In the records that follow, show each line where the word "labels" is present.

╔══

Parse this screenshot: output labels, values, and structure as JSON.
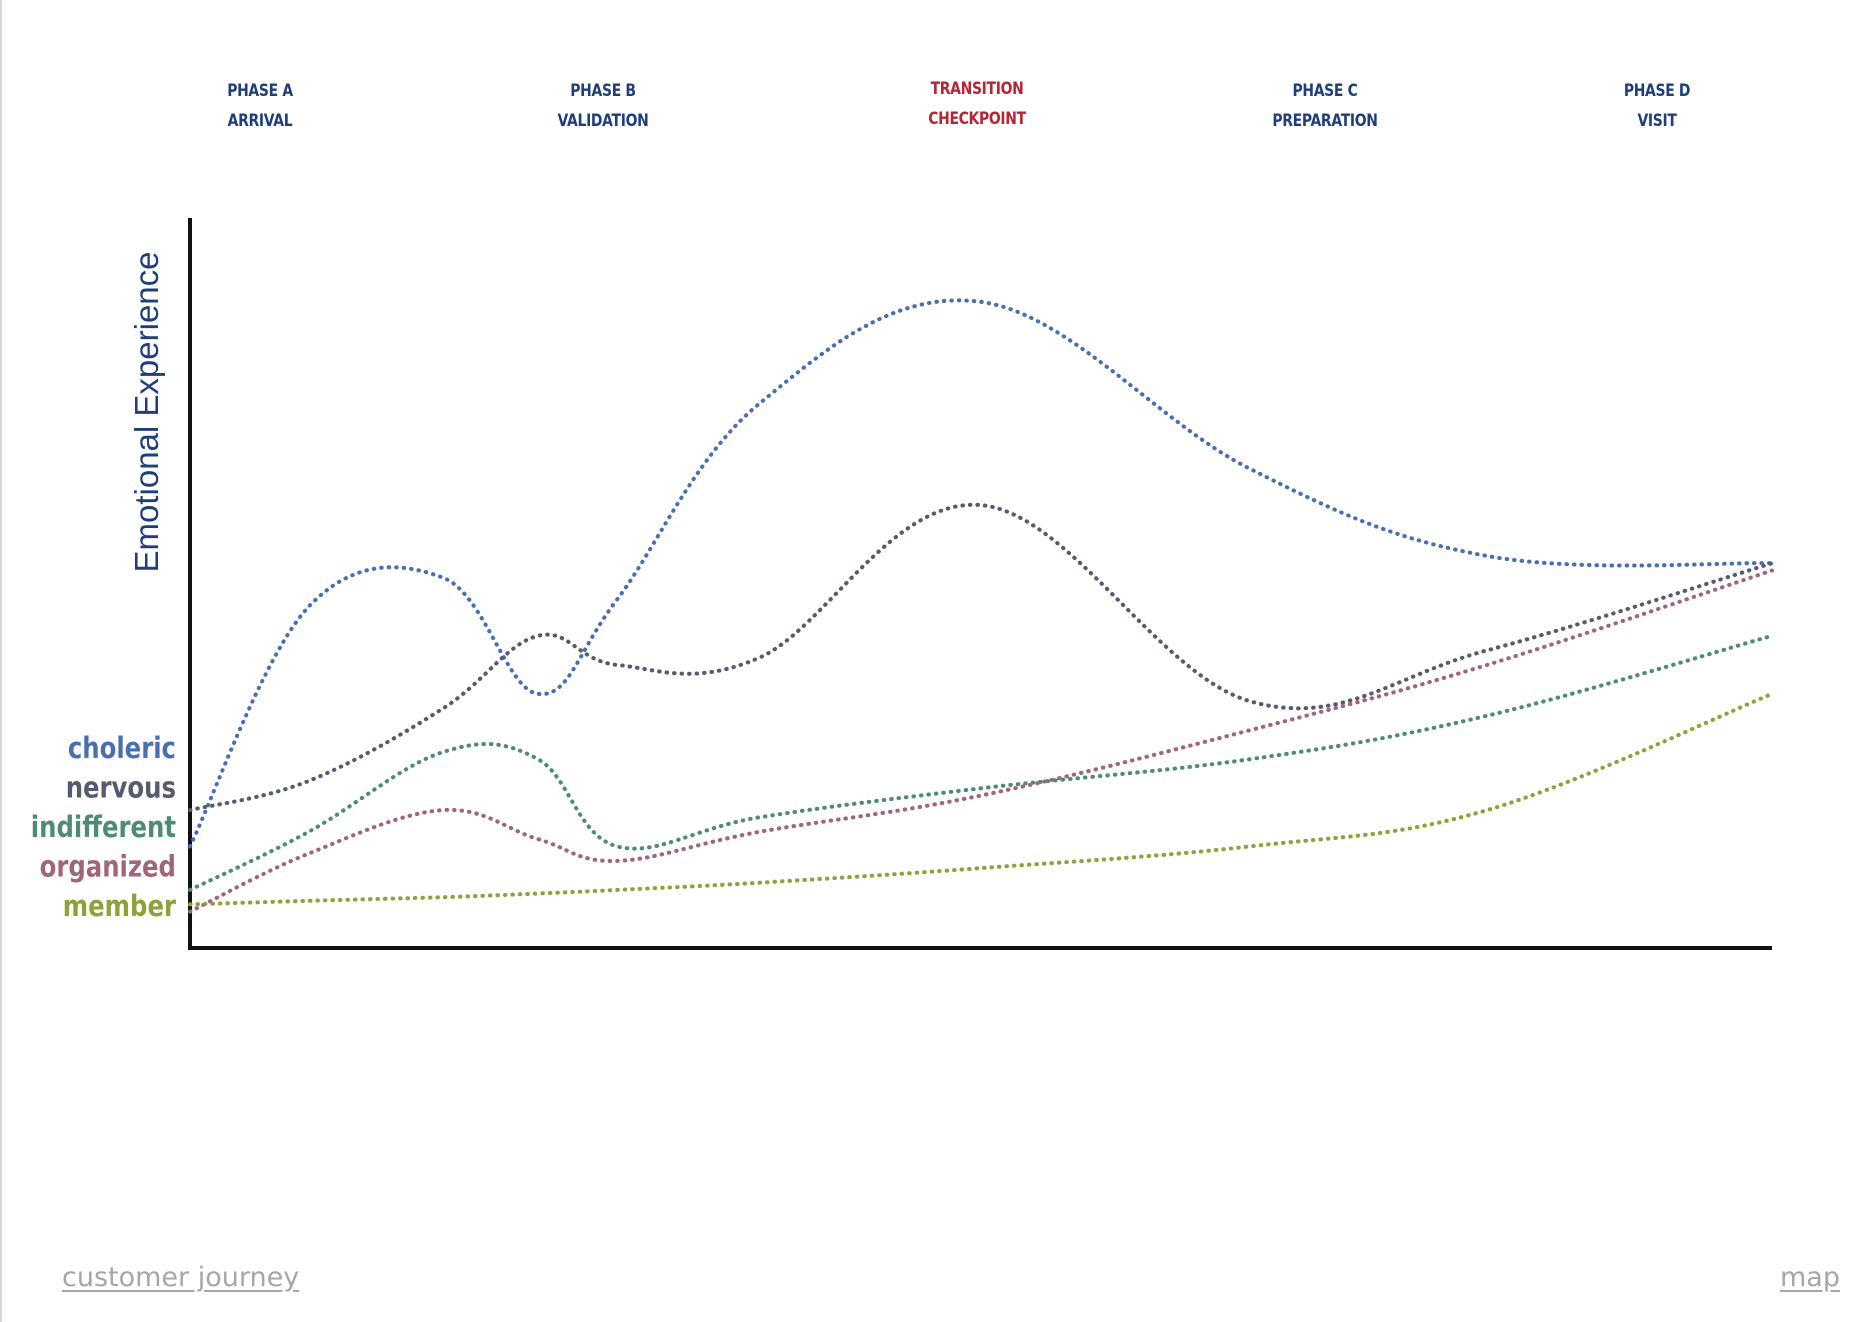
{
  "phases": [
    {
      "line1": "PHASE A",
      "line2": "ARRIVAL",
      "color": "#1f3f7a"
    },
    {
      "line1": "PHASE B",
      "line2": "VALIDATION",
      "color": "#1f3f7a"
    },
    {
      "line1": "TRANSITION",
      "line2": "CHECKPOINT",
      "color": "#b52533"
    },
    {
      "line1": "PHASE C",
      "line2": "PREPARATION",
      "color": "#1f3f7a"
    },
    {
      "line1": "PHASE D",
      "line2": "VISIT",
      "color": "#1f3f7a"
    }
  ],
  "footer": {
    "left_link": "customer journey",
    "right_link": "map"
  },
  "chart_data": {
    "type": "line",
    "title": "",
    "xlabel": "",
    "ylabel": "Emotional Experience",
    "x": [
      0,
      7.5,
      16,
      22,
      27,
      36,
      50,
      67,
      82,
      100
    ],
    "xlim": [
      0,
      100
    ],
    "ylim": [
      0,
      100
    ],
    "grid": false,
    "legend_position": "left",
    "series": [
      {
        "name": "choleric",
        "color": "#4a6fb0",
        "values": [
          14,
          47,
          51,
          35,
          48,
          75,
          89,
          66,
          54,
          53
        ]
      },
      {
        "name": "nervous",
        "color": "#555a6e",
        "values": [
          19,
          23,
          33,
          43,
          39,
          40,
          61,
          34,
          41,
          53
        ]
      },
      {
        "name": "indifferent",
        "color": "#4f8a72",
        "values": [
          8,
          16,
          27,
          26,
          14,
          18,
          22,
          26,
          32,
          43
        ]
      },
      {
        "name": "organized",
        "color": "#a06578",
        "values": [
          5,
          13,
          19,
          15,
          12,
          16,
          21,
          30,
          39,
          52
        ]
      },
      {
        "name": "member",
        "color": "#8fa13a",
        "values": [
          6,
          6.5,
          7,
          7.5,
          8,
          9,
          11,
          14,
          19,
          35
        ]
      }
    ]
  }
}
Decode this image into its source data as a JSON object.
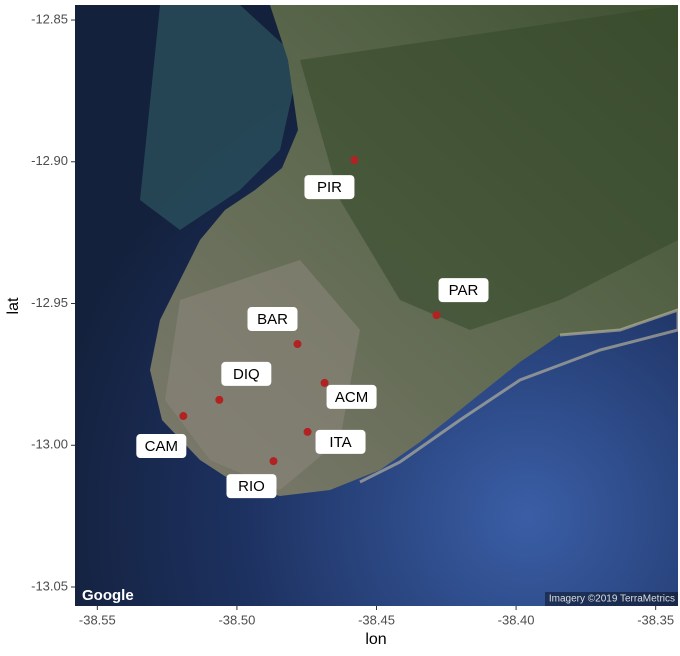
{
  "chart_data": {
    "type": "scatter",
    "x_label": "lon",
    "y_label": "lat",
    "attribution_left": "Google",
    "attribution_right": "Imagery ©2019 TerraMetrics",
    "color": "#b22222",
    "labels": [
      "PIR",
      "PAR",
      "BAR",
      "ACM",
      "DIQ",
      "ITA",
      "CAM",
      "RIO"
    ],
    "x": [
      -38.4579,
      -38.4285,
      -38.4783,
      -38.4686,
      -38.5063,
      -38.4747,
      -38.5192,
      -38.4869
    ],
    "y": [
      -12.8994,
      -12.9541,
      -12.9643,
      -12.978,
      -12.984,
      -12.9953,
      -12.9897,
      -13.0056
    ],
    "xlim": [
      -38.558,
      -38.342
    ],
    "ylim": [
      -13.0567,
      -12.8447
    ],
    "xticks": [
      -38.55,
      {
        "value": -38.5,
        "label": "-38.50"
      },
      -38.45,
      {
        "value": -38.4,
        "label": "-38.40"
      },
      -38.35
    ],
    "yticks": [
      {
        "value": -13.05,
        "label": "-13.05"
      },
      {
        "value": -13.0,
        "label": "-13.00"
      },
      -12.95,
      {
        "value": -12.9,
        "label": "-12.90"
      },
      -12.85
    ]
  }
}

╚══

OUTPUT FOR THIS TASK:
Parse this screenshot: output labels, values, and structure as JSON.
    "labels": [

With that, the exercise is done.